### Data supplied

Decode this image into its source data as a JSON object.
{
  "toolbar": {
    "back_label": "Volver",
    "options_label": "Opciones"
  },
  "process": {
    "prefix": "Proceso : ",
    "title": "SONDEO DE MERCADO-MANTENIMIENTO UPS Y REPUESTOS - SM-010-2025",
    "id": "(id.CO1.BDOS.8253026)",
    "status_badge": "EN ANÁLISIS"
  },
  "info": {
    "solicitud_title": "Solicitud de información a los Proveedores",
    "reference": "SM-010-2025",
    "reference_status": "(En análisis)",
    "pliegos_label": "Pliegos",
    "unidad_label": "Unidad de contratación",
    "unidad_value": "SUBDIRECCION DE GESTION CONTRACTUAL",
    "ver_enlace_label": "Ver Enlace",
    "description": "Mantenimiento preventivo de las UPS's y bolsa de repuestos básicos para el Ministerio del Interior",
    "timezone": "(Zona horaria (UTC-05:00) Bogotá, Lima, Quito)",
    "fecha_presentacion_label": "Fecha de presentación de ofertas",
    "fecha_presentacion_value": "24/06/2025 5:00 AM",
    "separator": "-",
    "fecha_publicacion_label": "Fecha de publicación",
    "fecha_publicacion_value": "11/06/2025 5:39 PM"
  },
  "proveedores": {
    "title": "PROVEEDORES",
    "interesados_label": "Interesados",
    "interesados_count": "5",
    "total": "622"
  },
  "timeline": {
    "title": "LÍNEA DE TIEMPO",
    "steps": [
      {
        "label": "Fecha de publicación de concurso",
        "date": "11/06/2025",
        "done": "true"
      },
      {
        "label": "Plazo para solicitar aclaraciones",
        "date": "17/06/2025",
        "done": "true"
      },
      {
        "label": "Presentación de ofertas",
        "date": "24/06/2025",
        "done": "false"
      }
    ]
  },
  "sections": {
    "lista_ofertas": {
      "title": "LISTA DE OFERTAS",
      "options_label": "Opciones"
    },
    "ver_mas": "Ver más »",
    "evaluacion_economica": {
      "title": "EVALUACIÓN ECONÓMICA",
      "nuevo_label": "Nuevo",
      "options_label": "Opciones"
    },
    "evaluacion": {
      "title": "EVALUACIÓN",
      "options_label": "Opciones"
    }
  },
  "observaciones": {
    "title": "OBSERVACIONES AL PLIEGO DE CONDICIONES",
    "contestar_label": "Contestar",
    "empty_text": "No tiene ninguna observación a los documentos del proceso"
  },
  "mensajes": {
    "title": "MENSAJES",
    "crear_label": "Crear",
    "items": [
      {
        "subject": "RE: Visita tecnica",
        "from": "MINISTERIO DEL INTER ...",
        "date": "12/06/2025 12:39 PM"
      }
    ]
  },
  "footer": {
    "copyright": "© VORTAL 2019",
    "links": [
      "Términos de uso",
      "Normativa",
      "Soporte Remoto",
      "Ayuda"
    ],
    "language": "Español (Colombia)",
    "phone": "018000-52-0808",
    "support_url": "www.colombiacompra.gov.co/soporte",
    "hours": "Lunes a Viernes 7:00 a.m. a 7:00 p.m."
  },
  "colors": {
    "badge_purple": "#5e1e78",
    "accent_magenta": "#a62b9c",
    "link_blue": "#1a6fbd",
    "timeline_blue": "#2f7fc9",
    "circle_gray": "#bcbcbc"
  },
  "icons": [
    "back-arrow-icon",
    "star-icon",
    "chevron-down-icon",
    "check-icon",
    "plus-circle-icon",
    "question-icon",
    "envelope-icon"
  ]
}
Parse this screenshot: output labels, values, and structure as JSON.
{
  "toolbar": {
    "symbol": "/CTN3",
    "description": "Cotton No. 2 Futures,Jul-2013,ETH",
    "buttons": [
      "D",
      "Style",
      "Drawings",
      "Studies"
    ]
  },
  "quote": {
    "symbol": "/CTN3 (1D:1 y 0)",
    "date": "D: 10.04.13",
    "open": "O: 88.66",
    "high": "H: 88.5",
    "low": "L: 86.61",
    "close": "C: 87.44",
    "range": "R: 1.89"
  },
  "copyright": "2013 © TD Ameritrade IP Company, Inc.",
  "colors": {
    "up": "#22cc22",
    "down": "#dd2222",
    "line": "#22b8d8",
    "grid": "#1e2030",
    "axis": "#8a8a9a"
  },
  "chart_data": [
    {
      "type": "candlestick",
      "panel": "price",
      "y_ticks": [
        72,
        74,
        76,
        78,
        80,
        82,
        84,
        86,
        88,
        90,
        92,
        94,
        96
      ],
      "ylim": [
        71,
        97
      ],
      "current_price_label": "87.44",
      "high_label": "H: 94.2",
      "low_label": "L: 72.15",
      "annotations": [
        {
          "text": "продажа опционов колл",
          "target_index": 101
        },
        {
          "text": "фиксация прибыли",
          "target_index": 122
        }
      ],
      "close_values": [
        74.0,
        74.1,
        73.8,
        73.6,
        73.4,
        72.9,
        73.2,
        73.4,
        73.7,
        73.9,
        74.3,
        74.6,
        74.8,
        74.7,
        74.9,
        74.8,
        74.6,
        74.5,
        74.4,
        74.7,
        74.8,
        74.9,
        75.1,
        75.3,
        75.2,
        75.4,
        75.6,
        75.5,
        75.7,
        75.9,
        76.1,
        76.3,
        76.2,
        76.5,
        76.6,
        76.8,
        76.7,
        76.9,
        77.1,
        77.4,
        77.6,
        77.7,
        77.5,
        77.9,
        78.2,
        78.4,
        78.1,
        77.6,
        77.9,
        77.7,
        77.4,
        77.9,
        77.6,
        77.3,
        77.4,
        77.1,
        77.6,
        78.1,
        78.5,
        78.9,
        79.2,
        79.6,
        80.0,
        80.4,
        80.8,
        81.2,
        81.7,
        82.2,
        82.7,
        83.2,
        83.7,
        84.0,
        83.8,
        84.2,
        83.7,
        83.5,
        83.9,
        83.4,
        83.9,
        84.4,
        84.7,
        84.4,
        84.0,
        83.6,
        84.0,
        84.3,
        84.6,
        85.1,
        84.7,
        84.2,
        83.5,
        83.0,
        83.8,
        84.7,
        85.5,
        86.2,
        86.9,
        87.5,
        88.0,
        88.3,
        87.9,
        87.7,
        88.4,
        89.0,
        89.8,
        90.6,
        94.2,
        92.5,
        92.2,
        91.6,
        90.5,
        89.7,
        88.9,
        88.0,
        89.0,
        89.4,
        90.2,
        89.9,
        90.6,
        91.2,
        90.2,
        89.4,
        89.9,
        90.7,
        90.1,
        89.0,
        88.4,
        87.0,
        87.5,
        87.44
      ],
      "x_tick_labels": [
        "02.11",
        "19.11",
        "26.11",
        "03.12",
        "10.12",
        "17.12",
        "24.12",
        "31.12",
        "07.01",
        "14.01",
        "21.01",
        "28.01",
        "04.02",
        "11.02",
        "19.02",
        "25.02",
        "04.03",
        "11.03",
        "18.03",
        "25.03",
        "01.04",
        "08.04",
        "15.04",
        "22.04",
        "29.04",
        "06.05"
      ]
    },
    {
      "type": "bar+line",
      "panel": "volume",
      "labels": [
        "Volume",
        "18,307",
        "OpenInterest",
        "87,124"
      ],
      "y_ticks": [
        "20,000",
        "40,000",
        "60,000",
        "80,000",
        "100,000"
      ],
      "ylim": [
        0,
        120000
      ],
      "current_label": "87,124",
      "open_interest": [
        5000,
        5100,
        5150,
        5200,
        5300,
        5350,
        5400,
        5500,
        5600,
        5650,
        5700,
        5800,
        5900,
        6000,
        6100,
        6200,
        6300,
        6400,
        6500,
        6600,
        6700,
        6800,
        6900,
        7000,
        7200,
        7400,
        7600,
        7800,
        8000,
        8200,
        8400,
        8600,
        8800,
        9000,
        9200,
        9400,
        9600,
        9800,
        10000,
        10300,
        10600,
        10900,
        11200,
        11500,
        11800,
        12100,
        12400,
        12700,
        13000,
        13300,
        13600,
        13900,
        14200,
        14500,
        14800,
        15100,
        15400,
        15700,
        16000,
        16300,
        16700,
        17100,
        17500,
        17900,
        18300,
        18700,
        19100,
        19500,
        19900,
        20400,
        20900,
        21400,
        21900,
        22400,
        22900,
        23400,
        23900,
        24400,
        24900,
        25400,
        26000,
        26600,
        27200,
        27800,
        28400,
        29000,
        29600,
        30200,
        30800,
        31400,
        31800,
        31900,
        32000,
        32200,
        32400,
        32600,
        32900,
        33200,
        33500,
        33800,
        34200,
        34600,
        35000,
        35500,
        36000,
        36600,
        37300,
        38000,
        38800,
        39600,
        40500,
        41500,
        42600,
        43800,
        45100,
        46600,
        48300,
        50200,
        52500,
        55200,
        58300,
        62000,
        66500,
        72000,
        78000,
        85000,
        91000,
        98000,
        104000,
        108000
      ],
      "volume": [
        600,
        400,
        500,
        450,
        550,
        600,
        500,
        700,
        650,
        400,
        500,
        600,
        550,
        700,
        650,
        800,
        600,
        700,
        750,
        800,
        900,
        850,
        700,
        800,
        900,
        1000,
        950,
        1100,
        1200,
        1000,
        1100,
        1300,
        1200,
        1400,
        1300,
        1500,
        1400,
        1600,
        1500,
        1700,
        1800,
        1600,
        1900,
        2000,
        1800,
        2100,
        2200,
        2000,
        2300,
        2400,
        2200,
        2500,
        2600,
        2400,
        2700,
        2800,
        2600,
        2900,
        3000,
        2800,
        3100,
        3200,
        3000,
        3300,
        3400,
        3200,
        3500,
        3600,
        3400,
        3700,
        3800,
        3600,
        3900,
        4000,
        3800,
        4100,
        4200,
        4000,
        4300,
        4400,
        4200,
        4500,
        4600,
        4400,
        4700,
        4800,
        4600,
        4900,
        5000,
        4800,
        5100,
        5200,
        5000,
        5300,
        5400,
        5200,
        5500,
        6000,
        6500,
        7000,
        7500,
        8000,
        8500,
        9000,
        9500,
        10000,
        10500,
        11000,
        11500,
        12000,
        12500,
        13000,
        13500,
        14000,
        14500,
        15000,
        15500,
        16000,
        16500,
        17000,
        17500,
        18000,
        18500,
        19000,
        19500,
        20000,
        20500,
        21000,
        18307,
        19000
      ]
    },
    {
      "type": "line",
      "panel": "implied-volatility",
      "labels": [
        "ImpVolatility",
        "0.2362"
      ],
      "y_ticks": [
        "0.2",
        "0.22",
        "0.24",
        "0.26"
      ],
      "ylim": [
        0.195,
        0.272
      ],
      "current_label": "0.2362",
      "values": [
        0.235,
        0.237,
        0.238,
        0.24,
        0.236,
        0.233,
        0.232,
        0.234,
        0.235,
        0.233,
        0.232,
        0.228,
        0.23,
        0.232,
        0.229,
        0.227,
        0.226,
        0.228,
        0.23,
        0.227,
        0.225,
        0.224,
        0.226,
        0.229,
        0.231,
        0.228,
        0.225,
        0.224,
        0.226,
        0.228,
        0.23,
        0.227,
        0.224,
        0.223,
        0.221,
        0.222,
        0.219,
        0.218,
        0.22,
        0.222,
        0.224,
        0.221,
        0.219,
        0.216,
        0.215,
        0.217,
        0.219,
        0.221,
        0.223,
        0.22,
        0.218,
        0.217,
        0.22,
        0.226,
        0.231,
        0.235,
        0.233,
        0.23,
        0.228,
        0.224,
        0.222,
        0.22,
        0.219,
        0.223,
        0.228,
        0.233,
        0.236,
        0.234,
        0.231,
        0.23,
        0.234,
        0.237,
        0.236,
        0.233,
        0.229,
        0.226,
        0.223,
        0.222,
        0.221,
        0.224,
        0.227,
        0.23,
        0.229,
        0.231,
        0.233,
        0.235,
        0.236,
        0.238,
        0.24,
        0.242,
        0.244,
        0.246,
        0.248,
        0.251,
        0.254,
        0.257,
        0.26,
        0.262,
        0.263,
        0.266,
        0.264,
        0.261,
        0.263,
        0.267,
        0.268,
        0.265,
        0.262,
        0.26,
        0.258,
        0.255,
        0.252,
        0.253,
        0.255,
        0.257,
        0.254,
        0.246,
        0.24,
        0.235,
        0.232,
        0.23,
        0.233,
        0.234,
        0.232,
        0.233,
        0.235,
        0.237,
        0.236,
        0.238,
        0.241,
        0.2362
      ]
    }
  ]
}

### What you will do
Go through the material and copy out every line with "panel" in it.

### Exercise solution
      "panel": "price",
      "panel": "volume",
      "panel": "implied-volatility",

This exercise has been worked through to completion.